## Input data
════════

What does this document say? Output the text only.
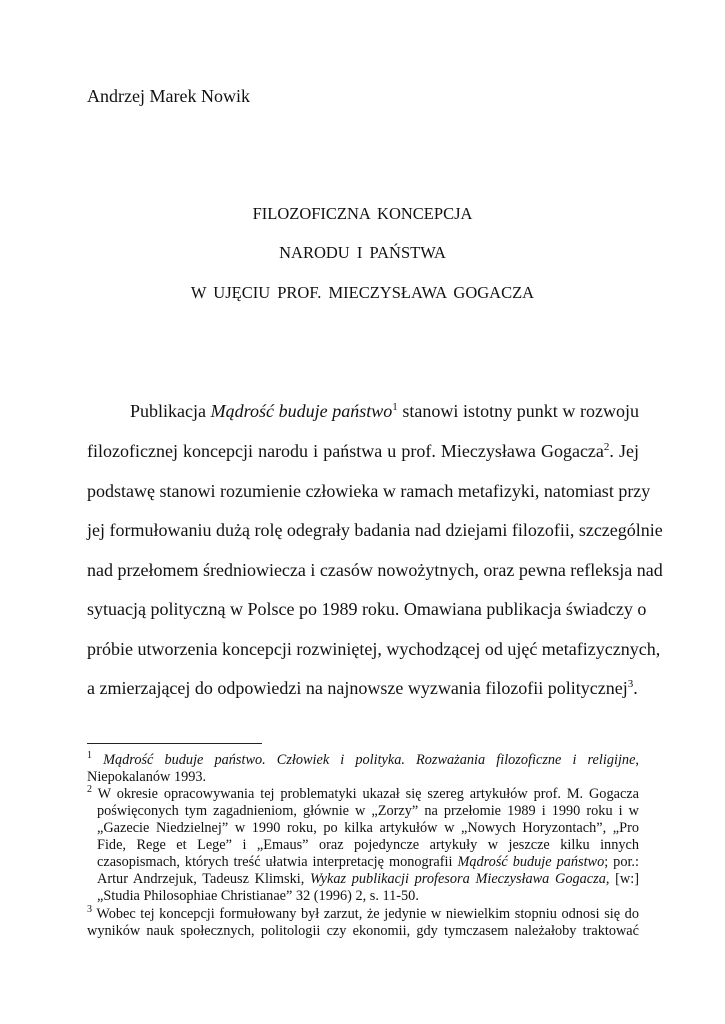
Andrzej Marek Nowik
FILOZOFICZNA KONCEPCJA
NARODU I PAŃSTWA
W UJĘCIU PROF. MIECZYSŁAWA GOGACZA
Publikacja Mądrość buduje państwo$^1$ stanowi istotny punkt w rozwoju
filozoficznej koncepcji narodu i państwa u prof. Mieczysława Gogacza$^2$. Jej
podstawę stanowi rozumienie człowieka w ramach metafizyki, natomiast przy
jej formułowaniu dużą rolę odegrały badania nad dziejami filozofii, szczególnie
nad przełomem średniowiecza i czasów nowożytnych, oraz pewna refleksja nad
sytuacją polityczną w Polsce po 1989 roku. Omawiana publikacja świadczy o
próbie utworzenia koncepcji rozwiniętej, wychodzącej od ujęć metafizycznych,
a zmierzającej do odpowiedzi na najnowsze wyzwania filozofii politycznej$^3$.
$^1$ Mądrość buduje państwo. Człowiek i polityka. Rozważania filozoficzne i religijne,
Niepokalanów 1993.
$^2$ W okresie opracowywania tej problematyki ukazał się szereg artykułów prof. M. Gogacza
poświęconych tym zagadnieniom, głównie w „Zorzy” na przełomie 1989 i 1990 roku i w
„Gazecie Niedzielnej” w 1990 roku, po kilka artykułów w „Nowych Horyzontach”, „Pro
Fide, Rege et Lege” i „Emaus” oraz pojedyncze artykuły w jeszcze kilku innych
czasopismach, których treść ułatwia interpretację monografii Mądrość buduje państwo; por.:
Artur Andrzejuk, Tadeusz Klimski, Wykaz publikacji profesora Mieczysława Gogacza, [w:]
„Studia Philosophiae Christianae” 32 (1996) 2, s. 11-50.
$^3$ Wobec tej koncepcji formułowany był zarzut, że jedynie w niewielkim stopniu odnosi się do
wyników nauk społecznych, politologii czy ekonomii, gdy tymczasem należałoby traktować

════════

## Your objective
Take the listing above and print it exactly, apart from the pictures.

## In response
What does this document say? Output the text only.
Andrzej Marek Nowik
FILOZOFICZNA KONCEPCJA
NARODU I PAŃSTWA
W UJĘCIU PROF. MIECZYSŁAWA GOGACZA
Publikacja Mądrość buduje państwo$^1$ stanowi istotny punkt w rozwoju
filozoficznej koncepcji narodu i państwa u prof. Mieczysława Gogacza$^2$. Jej
podstawę stanowi rozumienie człowieka w ramach metafizyki, natomiast przy
jej formułowaniu dużą rolę odegrały badania nad dziejami filozofii, szczególnie
nad przełomem średniowiecza i czasów nowożytnych, oraz pewna refleksja nad
sytuacją polityczną w Polsce po 1989 roku. Omawiana publikacja świadczy o
próbie utworzenia koncepcji rozwiniętej, wychodzącej od ujęć metafizycznych,
a zmierzającej do odpowiedzi na najnowsze wyzwania filozofii politycznej$^3$.
$^1$ Mądrość buduje państwo. Człowiek i polityka. Rozważania filozoficzne i religijne,
Niepokalanów 1993.
$^2$ W okresie opracowywania tej problematyki ukazał się szereg artykułów prof. M. Gogacza
poświęconych tym zagadnieniom, głównie w „Zorzy” na przełomie 1989 i 1990 roku i w
„Gazecie Niedzielnej” w 1990 roku, po kilka artykułów w „Nowych Horyzontach”, „Pro
Fide, Rege et Lege” i „Emaus” oraz pojedyncze artykuły w jeszcze kilku innych
czasopismach, których treść ułatwia interpretację monografii Mądrość buduje państwo; por.:
Artur Andrzejuk, Tadeusz Klimski, Wykaz publikacji profesora Mieczysława Gogacza, [w:]
„Studia Philosophiae Christianae” 32 (1996) 2, s. 11-50.
$^3$ Wobec tej koncepcji formułowany był zarzut, że jedynie w niewielkim stopniu odnosi się do
wyników nauk społecznych, politologii czy ekonomii, gdy tymczasem należałoby traktować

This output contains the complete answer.